§ Set problem: Retype the complete listing exactly as it appears.

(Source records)
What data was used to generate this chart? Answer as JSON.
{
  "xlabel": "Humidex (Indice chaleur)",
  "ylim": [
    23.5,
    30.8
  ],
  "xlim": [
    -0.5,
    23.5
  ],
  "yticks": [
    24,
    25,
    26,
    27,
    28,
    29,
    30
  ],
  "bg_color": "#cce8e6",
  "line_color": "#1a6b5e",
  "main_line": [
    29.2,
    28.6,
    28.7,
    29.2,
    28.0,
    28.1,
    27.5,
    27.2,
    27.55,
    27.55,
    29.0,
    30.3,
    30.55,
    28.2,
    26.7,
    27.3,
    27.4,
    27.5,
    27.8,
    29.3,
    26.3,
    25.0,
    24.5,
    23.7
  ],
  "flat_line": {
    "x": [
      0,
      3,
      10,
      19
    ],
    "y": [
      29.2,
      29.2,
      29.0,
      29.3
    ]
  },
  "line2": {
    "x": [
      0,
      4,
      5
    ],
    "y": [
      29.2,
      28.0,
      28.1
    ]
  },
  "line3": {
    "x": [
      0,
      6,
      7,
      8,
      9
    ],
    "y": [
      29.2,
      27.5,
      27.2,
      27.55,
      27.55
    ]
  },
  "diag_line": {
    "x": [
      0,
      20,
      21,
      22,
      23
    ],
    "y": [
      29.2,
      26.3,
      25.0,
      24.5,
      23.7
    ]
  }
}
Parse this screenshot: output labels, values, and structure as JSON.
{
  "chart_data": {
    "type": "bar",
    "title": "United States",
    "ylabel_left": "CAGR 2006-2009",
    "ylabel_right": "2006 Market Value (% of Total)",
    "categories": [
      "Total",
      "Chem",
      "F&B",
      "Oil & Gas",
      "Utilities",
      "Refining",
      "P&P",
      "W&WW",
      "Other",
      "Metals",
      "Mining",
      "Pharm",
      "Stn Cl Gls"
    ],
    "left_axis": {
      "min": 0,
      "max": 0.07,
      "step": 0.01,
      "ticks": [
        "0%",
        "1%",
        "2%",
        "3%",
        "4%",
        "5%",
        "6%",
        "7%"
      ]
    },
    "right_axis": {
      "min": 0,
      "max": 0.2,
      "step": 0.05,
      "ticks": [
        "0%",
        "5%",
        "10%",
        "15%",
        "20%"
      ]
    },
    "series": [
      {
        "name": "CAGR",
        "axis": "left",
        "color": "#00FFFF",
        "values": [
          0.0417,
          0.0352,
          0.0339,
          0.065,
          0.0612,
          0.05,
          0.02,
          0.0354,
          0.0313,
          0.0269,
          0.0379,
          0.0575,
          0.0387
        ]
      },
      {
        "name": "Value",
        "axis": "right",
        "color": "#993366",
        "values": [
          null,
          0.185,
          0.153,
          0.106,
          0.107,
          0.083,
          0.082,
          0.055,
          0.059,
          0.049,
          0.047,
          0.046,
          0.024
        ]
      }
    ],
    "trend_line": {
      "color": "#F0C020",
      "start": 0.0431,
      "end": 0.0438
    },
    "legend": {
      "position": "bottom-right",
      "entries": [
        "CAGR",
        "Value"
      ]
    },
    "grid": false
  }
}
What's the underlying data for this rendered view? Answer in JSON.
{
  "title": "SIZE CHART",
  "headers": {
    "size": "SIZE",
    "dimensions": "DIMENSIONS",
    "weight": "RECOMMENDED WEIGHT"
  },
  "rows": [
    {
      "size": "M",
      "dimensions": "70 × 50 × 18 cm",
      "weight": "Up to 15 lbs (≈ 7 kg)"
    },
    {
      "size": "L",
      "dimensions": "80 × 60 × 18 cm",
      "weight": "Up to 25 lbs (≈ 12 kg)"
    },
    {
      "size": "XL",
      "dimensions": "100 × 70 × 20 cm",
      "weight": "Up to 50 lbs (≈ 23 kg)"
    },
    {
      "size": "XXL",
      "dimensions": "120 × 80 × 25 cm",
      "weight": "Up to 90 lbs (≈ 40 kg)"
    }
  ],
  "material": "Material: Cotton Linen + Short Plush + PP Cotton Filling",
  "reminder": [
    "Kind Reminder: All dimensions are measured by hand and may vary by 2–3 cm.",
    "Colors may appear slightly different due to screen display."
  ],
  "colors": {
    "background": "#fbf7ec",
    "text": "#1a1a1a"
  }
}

§ Answer to the exercise:
What data was used to generate this chart? Answer as JSON.
{
  "xlabel": "Humidex (Indice chaleur)",
  "ylim": [
    23.5,
    30.8
  ],
  "xlim": [
    -0.5,
    23.5
  ],
  "yticks": [
    24,
    25,
    26,
    27,
    28,
    29,
    30
  ],
  "bg_color": "#cce8e6",
  "line_color": "#1a6b5e",
  "main_line": [
    29.2,
    28.6,
    28.7,
    29.2,
    28.0,
    28.1,
    27.5,
    27.2,
    27.55,
    27.55,
    29.0,
    30.3,
    30.55,
    28.2,
    26.7,
    27.3,
    27.4,
    27.5,
    27.8,
    29.3,
    26.3,
    25.0,
    24.5,
    23.7
  ],
  "flat_line": {
    "x": [
      0,
      3,
      10,
      19
    ],
    "y": [
      29.2,
      29.2,
      29.0,
      29.3
    ]
  },
  "line2": {
    "x": [
      0,
      4,
      5
    ],
    "y": [
      29.2,
      28.0,
      28.1
    ]
  },
  "line3": {
    "x": [
      0,
      6,
      7,
      8,
      9
    ],
    "y": [
      29.2,
      27.5,
      27.2,
      27.55,
      27.55
    ]
  },
  "diag_line": {
    "x": [
      0,
      20,
      21,
      22,
      23
    ],
    "y": [
      29.2,
      26.3,
      25.0,
      24.5,
      23.7
    ]
  }
}
Parse this screenshot: output labels, values, and structure as JSON.
{
  "chart_data": {
    "type": "bar",
    "title": "United States",
    "ylabel_left": "CAGR 2006-2009",
    "ylabel_right": "2006 Market Value (% of Total)",
    "categories": [
      "Total",
      "Chem",
      "F&B",
      "Oil & Gas",
      "Utilities",
      "Refining",
      "P&P",
      "W&WW",
      "Other",
      "Metals",
      "Mining",
      "Pharm",
      "Stn Cl Gls"
    ],
    "left_axis": {
      "min": 0,
      "max": 0.07,
      "step": 0.01,
      "ticks": [
        "0%",
        "1%",
        "2%",
        "3%",
        "4%",
        "5%",
        "6%",
        "7%"
      ]
    },
    "right_axis": {
      "min": 0,
      "max": 0.2,
      "step": 0.05,
      "ticks": [
        "0%",
        "5%",
        "10%",
        "15%",
        "20%"
      ]
    },
    "series": [
      {
        "name": "CAGR",
        "axis": "left",
        "color": "#00FFFF",
        "values": [
          0.0417,
          0.0352,
          0.0339,
          0.065,
          0.0612,
          0.05,
          0.02,
          0.0354,
          0.0313,
          0.0269,
          0.0379,
          0.0575,
          0.0387
        ]
      },
      {
        "name": "Value",
        "axis": "right",
        "color": "#993366",
        "values": [
          null,
          0.185,
          0.153,
          0.106,
          0.107,
          0.083,
          0.082,
          0.055,
          0.059,
          0.049,
          0.047,
          0.046,
          0.024
        ]
      }
    ],
    "trend_line": {
      "color": "#F0C020",
      "start": 0.0431,
      "end": 0.0438
    },
    "legend": {
      "position": "bottom-right",
      "entries": [
        "CAGR",
        "Value"
      ]
    },
    "grid": false
  }
}
What's the underlying data for this rendered view? Answer in JSON.
{
  "title": "SIZE CHART",
  "headers": {
    "size": "SIZE",
    "dimensions": "DIMENSIONS",
    "weight": "RECOMMENDED WEIGHT"
  },
  "rows": [
    {
      "size": "M",
      "dimensions": "70 × 50 × 18 cm",
      "weight": "Up to 15 lbs (≈ 7 kg)"
    },
    {
      "size": "L",
      "dimensions": "80 × 60 × 18 cm",
      "weight": "Up to 25 lbs (≈ 12 kg)"
    },
    {
      "size": "XL",
      "dimensions": "100 × 70 × 20 cm",
      "weight": "Up to 50 lbs (≈ 23 kg)"
    },
    {
      "size": "XXL",
      "dimensions": "120 × 80 × 25 cm",
      "weight": "Up to 90 lbs (≈ 40 kg)"
    }
  ],
  "material": "Material: Cotton Linen + Short Plush + PP Cotton Filling",
  "reminder": [
    "Kind Reminder: All dimensions are measured by hand and may vary by 2–3 cm.",
    "Colors may appear slightly different due to screen display."
  ],
  "colors": {
    "background": "#fbf7ec",
    "text": "#1a1a1a"
  }
}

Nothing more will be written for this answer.